Como o objeto se move?
O naturalista William Benjamin Carpenter foi quem falou pela primeira vez sobre o efeito ideomotor, em 1852. Segundo ele, nosso corpo, quando sugestionado, pode fazer movimentos involuntários e inconscientes.
O termo vem da junção de "ideo" (ideia ou representação mental) e "motor" (que significa "ação muscular").
Assim, quando colocamos o dedo indicador sobre o copo e ele começa a se mover, por exemplo, quem o direciona somos nós mesmos, mesmo sem saber.
De acordo com alguns estudos, o efeito ideomotor é maximizado quando você passa a ter certeza que não é o responsável pelo movimento. É por isso que brincar disso em grupo é mais emocionante.
Para quem entende do assunto, o que mais "assusta" nos tabuleiros não são nem os fantasmas, mas a capacidade de nosso cérebro de nos enganar a todo momento.
A nossa mente é tão poderosa que é capaz até de criar uma ilusão coletiva. É por isso que todos na mesa conseguem "ver" a mesma coisa.

● **Como fazer**:
Reproduza, do texto sobre o efeito ideomotor, a parte que abre com as palavras "De acordo com" e fecha com "a mesma coisa.". As linhas não têm nenhum papel nesta atividade.

● **Informações apresentadas**:
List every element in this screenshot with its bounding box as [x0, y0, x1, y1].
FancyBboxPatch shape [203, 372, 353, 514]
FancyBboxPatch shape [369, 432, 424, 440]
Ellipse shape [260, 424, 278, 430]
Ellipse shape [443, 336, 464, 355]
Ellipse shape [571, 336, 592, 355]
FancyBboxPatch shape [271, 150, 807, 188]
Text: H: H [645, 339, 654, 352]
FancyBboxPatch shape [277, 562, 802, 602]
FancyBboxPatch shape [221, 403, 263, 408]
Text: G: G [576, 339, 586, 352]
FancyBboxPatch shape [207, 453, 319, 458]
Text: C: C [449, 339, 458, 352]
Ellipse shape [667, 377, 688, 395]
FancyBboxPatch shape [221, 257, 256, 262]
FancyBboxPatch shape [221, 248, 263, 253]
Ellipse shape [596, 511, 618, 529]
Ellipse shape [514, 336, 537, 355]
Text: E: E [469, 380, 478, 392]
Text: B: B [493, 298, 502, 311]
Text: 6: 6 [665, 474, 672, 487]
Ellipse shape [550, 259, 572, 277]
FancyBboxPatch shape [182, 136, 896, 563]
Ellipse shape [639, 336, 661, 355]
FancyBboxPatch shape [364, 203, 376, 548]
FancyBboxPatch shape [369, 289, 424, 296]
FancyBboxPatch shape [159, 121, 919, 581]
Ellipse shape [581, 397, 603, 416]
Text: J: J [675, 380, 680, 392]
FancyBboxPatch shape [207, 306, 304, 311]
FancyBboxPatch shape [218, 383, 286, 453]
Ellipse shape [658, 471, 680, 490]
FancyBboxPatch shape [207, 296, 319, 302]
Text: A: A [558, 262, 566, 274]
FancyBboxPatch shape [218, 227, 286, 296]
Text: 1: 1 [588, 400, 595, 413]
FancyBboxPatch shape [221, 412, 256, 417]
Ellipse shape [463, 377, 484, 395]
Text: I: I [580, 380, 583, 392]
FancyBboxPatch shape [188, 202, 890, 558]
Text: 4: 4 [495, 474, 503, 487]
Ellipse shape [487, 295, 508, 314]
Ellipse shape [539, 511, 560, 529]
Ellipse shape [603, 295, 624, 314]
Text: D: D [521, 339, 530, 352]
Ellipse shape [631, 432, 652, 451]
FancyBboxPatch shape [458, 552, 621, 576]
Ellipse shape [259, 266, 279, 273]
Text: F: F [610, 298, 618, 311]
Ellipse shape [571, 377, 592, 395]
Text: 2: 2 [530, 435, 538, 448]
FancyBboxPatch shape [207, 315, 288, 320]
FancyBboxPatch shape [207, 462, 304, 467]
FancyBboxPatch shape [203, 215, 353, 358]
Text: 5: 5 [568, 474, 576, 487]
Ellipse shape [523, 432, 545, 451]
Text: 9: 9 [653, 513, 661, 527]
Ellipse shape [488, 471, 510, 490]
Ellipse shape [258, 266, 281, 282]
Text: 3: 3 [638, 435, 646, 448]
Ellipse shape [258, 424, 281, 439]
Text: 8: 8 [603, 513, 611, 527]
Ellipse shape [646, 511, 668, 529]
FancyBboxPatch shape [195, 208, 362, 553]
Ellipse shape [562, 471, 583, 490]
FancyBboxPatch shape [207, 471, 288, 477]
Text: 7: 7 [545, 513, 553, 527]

● **Resolução do exercício**:
De acordo com alguns estudos, o efeito ideomotor é maximizado quando você passa a ter certeza que não é o responsável pelo movimento. É por isso que brincar disso em grupo é mais emocionante.
Para quem entende do assunto, o que mais "assusta" nos tabuleiros não são nem os fantasmas, mas a capacidade de nosso cérebro de nos enganar a todo momento.
A nossa mente é tão poderosa que é capaz até de criar uma ilusão coletiva. É por isso que todos na mesa conseguem "ver" a mesma coisa.